_Direction_
Review the lines that follow and copy each one that contains the word "marker".
---
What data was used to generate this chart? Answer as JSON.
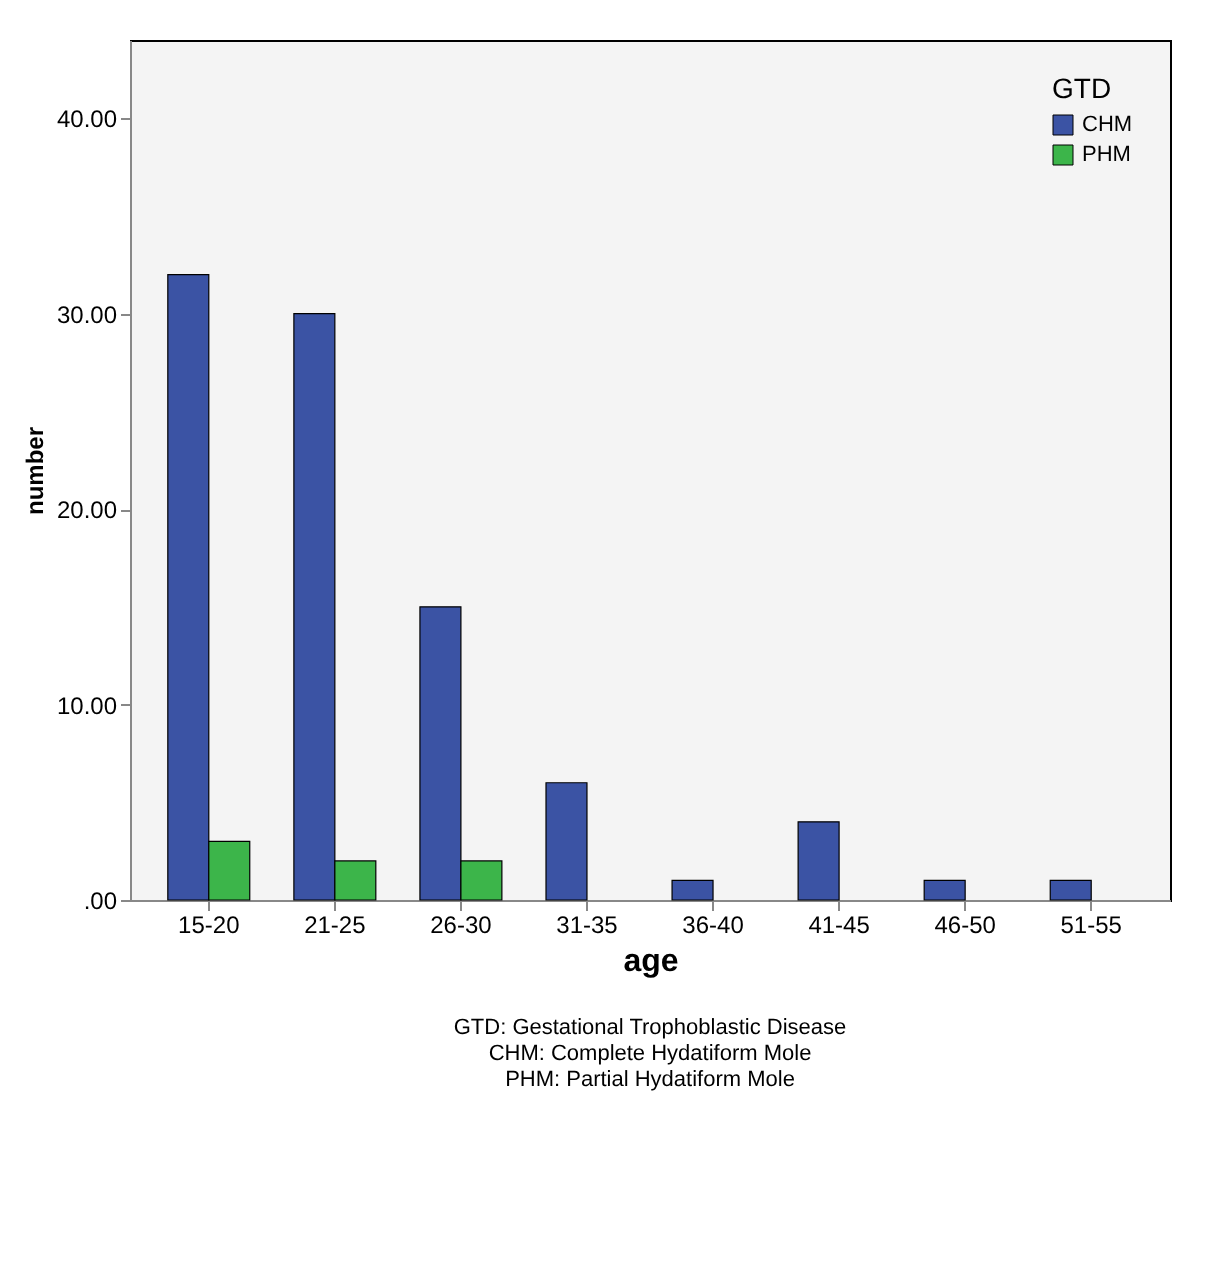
{
  "chart_data": {
    "type": "bar",
    "xlabel": "age",
    "ylabel": "number",
    "legend_title": "GTD",
    "categories": [
      "15-20",
      "21-25",
      "26-30",
      "31-35",
      "36-40",
      "41-45",
      "46-50",
      "51-55"
    ],
    "series": [
      {
        "name": "CHM",
        "color": "#3b53a4",
        "values": [
          32,
          30,
          15,
          6,
          1,
          4,
          1,
          1
        ]
      },
      {
        "name": "PHM",
        "color": "#3cb54a",
        "values": [
          3,
          2,
          2,
          null,
          null,
          null,
          null,
          null
        ]
      }
    ],
    "ylim": [
      0,
      44
    ],
    "yticks": [
      {
        "value": 0,
        "label": ".00"
      },
      {
        "value": 10,
        "label": "10.00"
      },
      {
        "value": 20,
        "label": "20.00"
      },
      {
        "value": 30,
        "label": "30.00"
      },
      {
        "value": 40,
        "label": "40.00"
      }
    ],
    "legend": "top right",
    "grid": false,
    "annotations": [
      "GTD: Gestational Trophoblastic Disease",
      "CHM: Complete Hydatiform Mole",
      "PHM: Partial Hydatiform Mole"
    ]
  }
}
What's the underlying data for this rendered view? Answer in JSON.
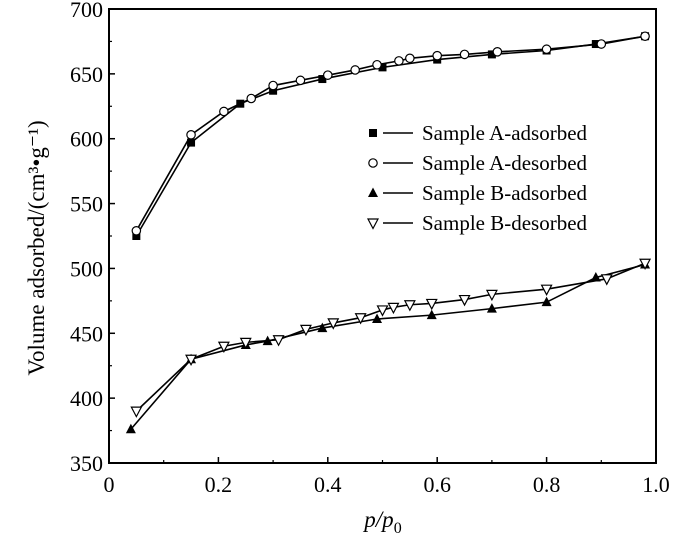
{
  "chart_data": {
    "type": "line",
    "title": "",
    "xlabel_main": "p/p",
    "xlabel_sub": "0",
    "ylabel": "Volume adsorbed/(cm³•g⁻¹)",
    "xlim": [
      0,
      1.0
    ],
    "ylim": [
      350,
      700
    ],
    "xticks": [
      "0",
      "0.2",
      "0.4",
      "0.6",
      "0.8",
      "1.0"
    ],
    "yticks": [
      "350",
      "400",
      "450",
      "500",
      "550",
      "600",
      "650",
      "700"
    ],
    "grid": false,
    "legend_position": "right-middle",
    "series": [
      {
        "name": "Sample A-adsorbed",
        "marker": "filled-square",
        "x": [
          0.05,
          0.15,
          0.24,
          0.3,
          0.39,
          0.5,
          0.6,
          0.7,
          0.8,
          0.89,
          0.98
        ],
        "y": [
          525,
          597,
          627,
          637,
          646,
          655,
          661,
          665,
          668,
          673,
          679
        ]
      },
      {
        "name": "Sample A-desorbed",
        "marker": "open-circle",
        "x": [
          0.05,
          0.15,
          0.21,
          0.26,
          0.3,
          0.35,
          0.4,
          0.45,
          0.49,
          0.53,
          0.55,
          0.6,
          0.65,
          0.71,
          0.8,
          0.9,
          0.98
        ],
        "y": [
          529,
          603,
          621,
          631,
          641,
          645,
          649,
          653,
          657,
          660,
          662,
          664,
          665,
          667,
          669,
          673,
          679
        ]
      },
      {
        "name": "Sample B-adsorbed",
        "marker": "filled-triangle-up",
        "x": [
          0.04,
          0.15,
          0.25,
          0.29,
          0.39,
          0.49,
          0.59,
          0.7,
          0.8,
          0.89,
          0.98
        ],
        "y": [
          376,
          430,
          441,
          444,
          454,
          461,
          464,
          469,
          474,
          493,
          503
        ]
      },
      {
        "name": "Sample B-desorbed",
        "marker": "open-triangle-down",
        "x": [
          0.05,
          0.15,
          0.21,
          0.25,
          0.31,
          0.36,
          0.41,
          0.46,
          0.5,
          0.52,
          0.55,
          0.59,
          0.65,
          0.7,
          0.8,
          0.91,
          0.98
        ],
        "y": [
          390,
          430,
          440,
          443,
          445,
          453,
          458,
          462,
          468,
          470,
          472,
          473,
          476,
          480,
          484,
          492,
          504
        ]
      }
    ]
  }
}
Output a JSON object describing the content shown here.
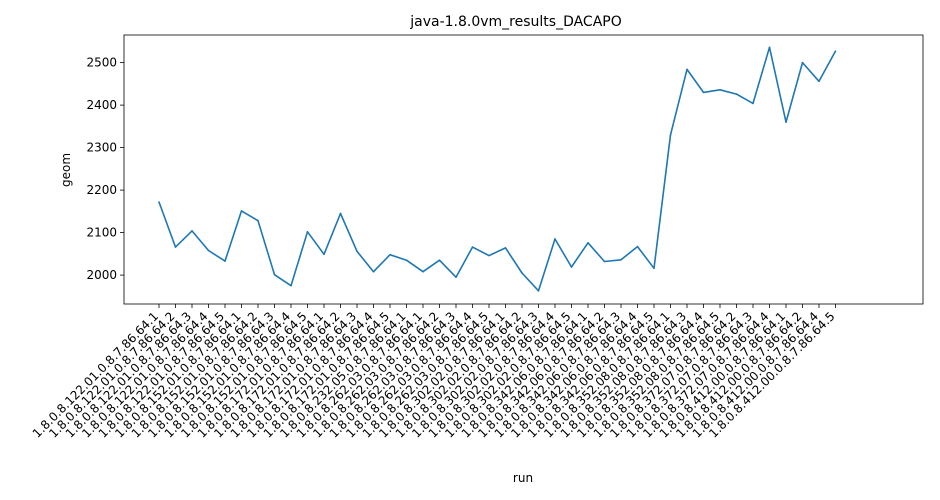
{
  "chart_data": {
    "type": "line",
    "title": "java-1.8.0vm_results_DACAPO",
    "xlabel": "run",
    "ylabel": "geom",
    "ylim": [
      1932,
      2565
    ],
    "yticks": [
      2000,
      2100,
      2200,
      2300,
      2400,
      2500
    ],
    "grid": false,
    "legend": "none",
    "line_color": "#1f77b4",
    "x": [
      "1.8.0.8.122.01.0.8.7.86.64.1",
      "1.8.0.8.122.01.0.8.7.86.64.2",
      "1.8.0.8.122.01.0.8.7.86.64.3",
      "1.8.0.8.122.01.0.8.7.86.64.4",
      "1.8.0.8.122.01.0.8.7.86.64.5",
      "1.8.0.8.152.01.0.8.7.86.64.1",
      "1.8.0.8.152.01.0.8.7.86.64.2",
      "1.8.0.8.152.01.0.8.7.86.64.3",
      "1.8.0.8.152.01.0.8.7.86.64.4",
      "1.8.0.8.152.01.0.8.7.86.64.5",
      "1.8.0.8.172.01.0.8.7.86.64.1",
      "1.8.0.8.172.01.0.8.7.86.64.2",
      "1.8.0.8.172.01.0.8.7.86.64.3",
      "1.8.0.8.172.01.0.8.7.86.64.4",
      "1.8.0.8.172.01.0.8.7.86.64.5",
      "1.8.0.8.232.05.0.8.7.86.64.1",
      "1.8.0.8.262.03.0.8.7.86.64.1",
      "1.8.0.8.262.03.0.8.7.86.64.2",
      "1.8.0.8.262.03.0.8.7.86.64.3",
      "1.8.0.8.262.03.0.8.7.86.64.4",
      "1.8.0.8.262.03.0.8.7.86.64.5",
      "1.8.0.8.302.02.0.8.7.86.64.1",
      "1.8.0.8.302.02.0.8.7.86.64.2",
      "1.8.0.8.302.02.0.8.7.86.64.3",
      "1.8.0.8.302.02.0.8.7.86.64.4",
      "1.8.0.8.302.02.0.8.7.86.64.5",
      "1.8.0.8.342.06.0.8.7.86.64.1",
      "1.8.0.8.342.06.0.8.7.86.64.2",
      "1.8.0.8.342.06.0.8.7.86.64.3",
      "1.8.0.8.342.06.0.8.7.86.64.4",
      "1.8.0.8.342.06.0.8.7.86.64.5",
      "1.8.0.8.352.08.0.8.7.86.64.1",
      "1.8.0.8.352.08.0.8.7.86.64.3",
      "1.8.0.8.352.08.0.8.7.86.64.4",
      "1.8.0.8.352.08.0.8.7.86.64.5",
      "1.8.0.8.372.07.0.8.7.86.64.2",
      "1.8.0.8.372.07.0.8.7.86.64.3",
      "1.8.0.8.372.07.0.8.7.86.64.4",
      "1.8.0.8.412.00.0.8.7.86.64.1",
      "1.8.0.8.412.00.0.8.7.86.64.2",
      "1.8.0.8.412.00.0.8.7.86.64.4",
      "1.8.0.8.412.00.0.8.7.86.64.5"
    ],
    "y": [
      2172,
      2066,
      2104,
      2058,
      2033,
      2151,
      2128,
      2001,
      1975,
      2102,
      2049,
      2145,
      2056,
      2008,
      2048,
      2035,
      2008,
      2035,
      1995,
      2066,
      2046,
      2064,
      2005,
      1963,
      2085,
      2019,
      2076,
      2032,
      2036,
      2067,
      2016,
      2330,
      2484,
      2430,
      2436,
      2426,
      2404,
      2536,
      2360,
      2500,
      2456,
      2527
    ]
  }
}
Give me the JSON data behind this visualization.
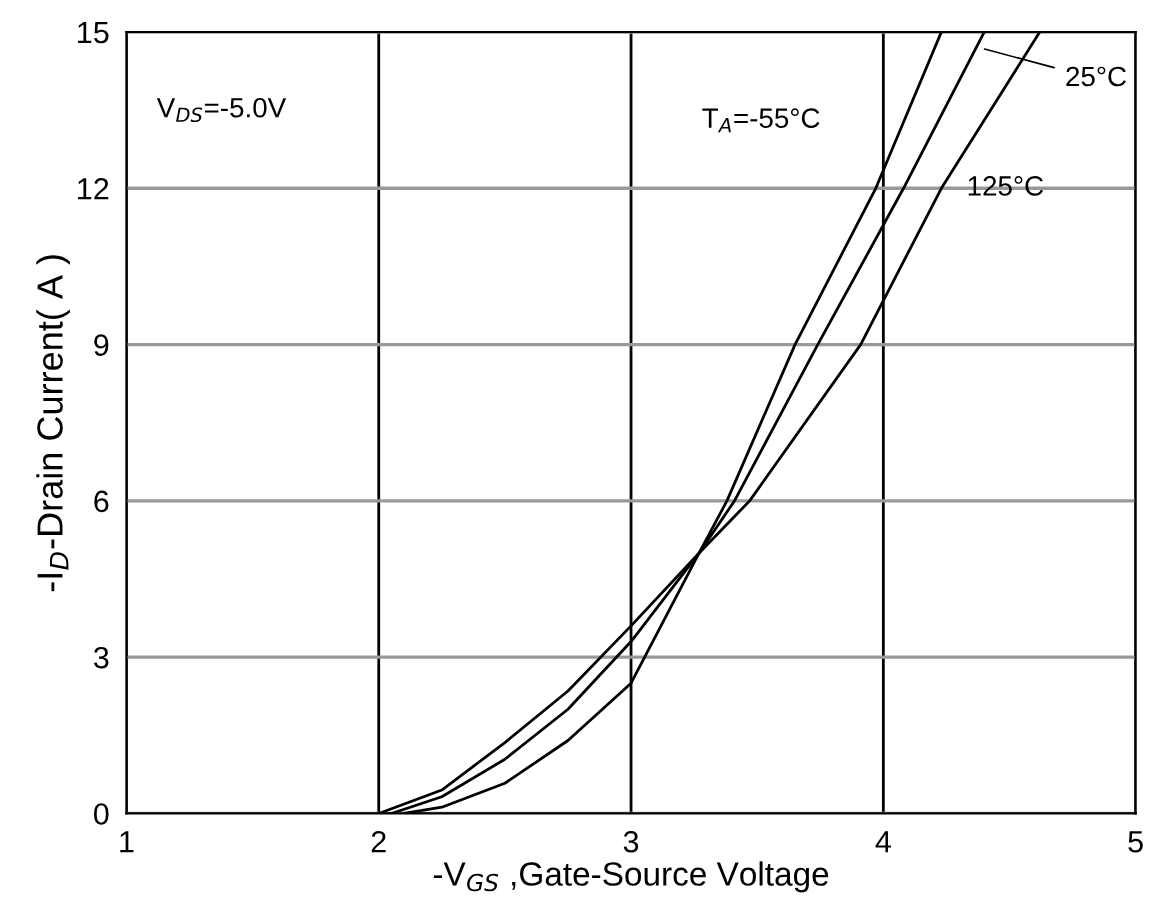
{
  "chart_data": {
    "type": "line",
    "xlabel": "-V$_{GS}$ ,Gate-Source Voltage",
    "ylabel": "-I$_{D}$-Drain Current( A )",
    "xlim": [
      1,
      5
    ],
    "xticks": [
      1,
      2,
      3,
      4,
      5
    ],
    "ylim": [
      0,
      15
    ],
    "yticks": [
      0,
      3,
      6,
      9,
      12,
      15
    ],
    "grid": true,
    "marker": "none",
    "line_style": "solid",
    "annotations": [
      "V$_{DS}$=-5.0V"
    ],
    "series": [
      {
        "name": "T$_{A}$=-55°C",
        "color": "#000000",
        "x": [
          2.1,
          2.25,
          2.5,
          2.75,
          3,
          3.27,
          3.38,
          3.65,
          3.97,
          4.23
        ],
        "values": [
          0,
          0.12,
          0.58,
          1.4,
          2.5,
          5.0,
          6,
          9,
          12,
          15
        ]
      },
      {
        "name": "25°C",
        "color": "#000000",
        "x": [
          2.05,
          2.25,
          2.5,
          2.75,
          3,
          3.27,
          3.41,
          3.74,
          4.08,
          4.4
        ],
        "values": [
          0,
          0.32,
          1.04,
          2.0,
          3.3,
          5.0,
          6,
          9,
          12,
          15
        ]
      },
      {
        "name": "125°C",
        "color": "#000000",
        "x": [
          2.0,
          2.25,
          2.5,
          2.75,
          3,
          3.27,
          3.47,
          3.91,
          4.23,
          4.62
        ],
        "values": [
          0,
          0.45,
          1.36,
          2.35,
          3.6,
          5.0,
          6,
          9,
          12,
          15
        ]
      }
    ]
  }
}
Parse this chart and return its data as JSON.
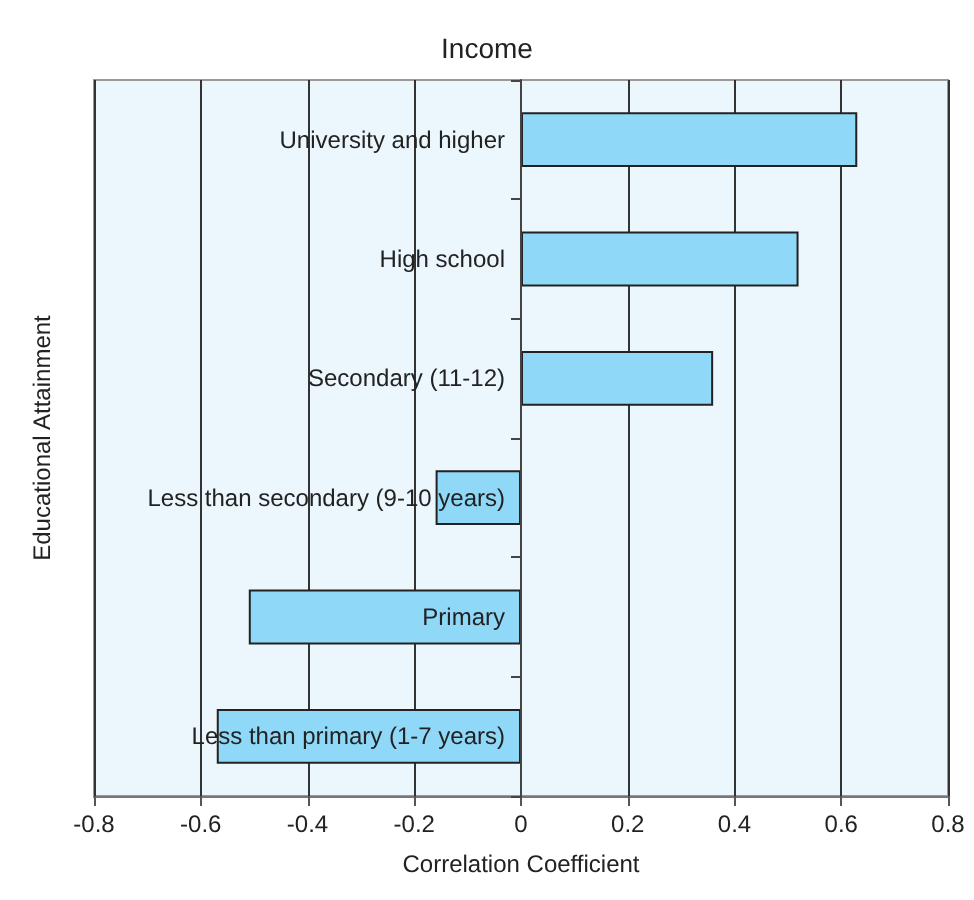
{
  "chart_data": {
    "type": "bar",
    "orientation": "horizontal",
    "title": "Income",
    "xlabel": "Correlation Coefficient",
    "ylabel": "Educational Attainment",
    "categories": [
      "University and higher",
      "High school",
      "Secondary (11-12)",
      "Less than secondary (9-10 years)",
      "Primary",
      "Less than primary (1-7 years)"
    ],
    "values": [
      0.63,
      0.52,
      0.36,
      -0.16,
      -0.51,
      -0.57
    ],
    "color": "#8fd8f8",
    "xlim": [
      -0.8,
      0.8
    ],
    "xticks": [
      -0.8,
      -0.6,
      -0.4,
      -0.2,
      0,
      0.2,
      0.4,
      0.6,
      0.8
    ],
    "grid": "x"
  }
}
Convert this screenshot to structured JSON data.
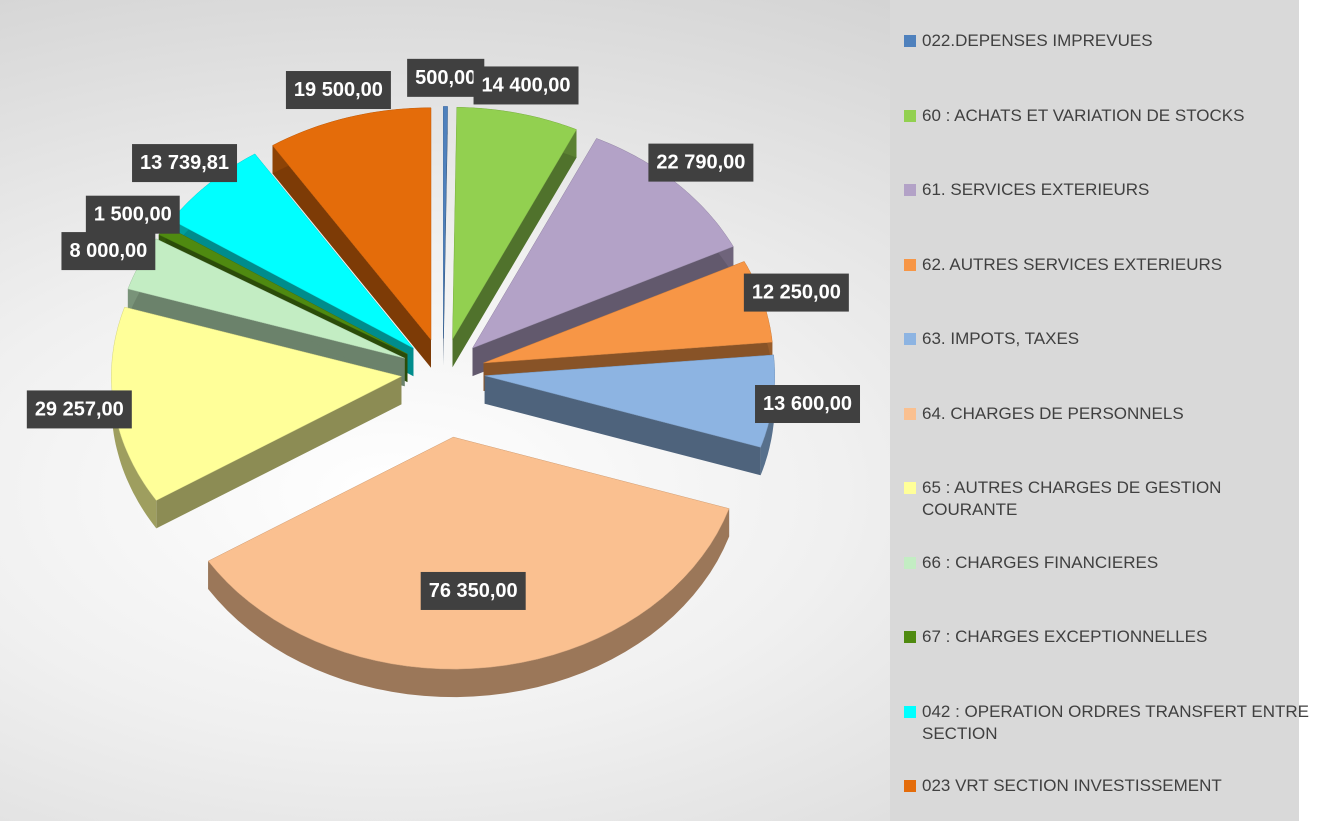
---
_Written answer_
        "marker": "filled-square",
        "marker": "open-circle",
        "marker": "filled-triangle-up",
        "marker": "open-triangle-down",
    "marker": "none",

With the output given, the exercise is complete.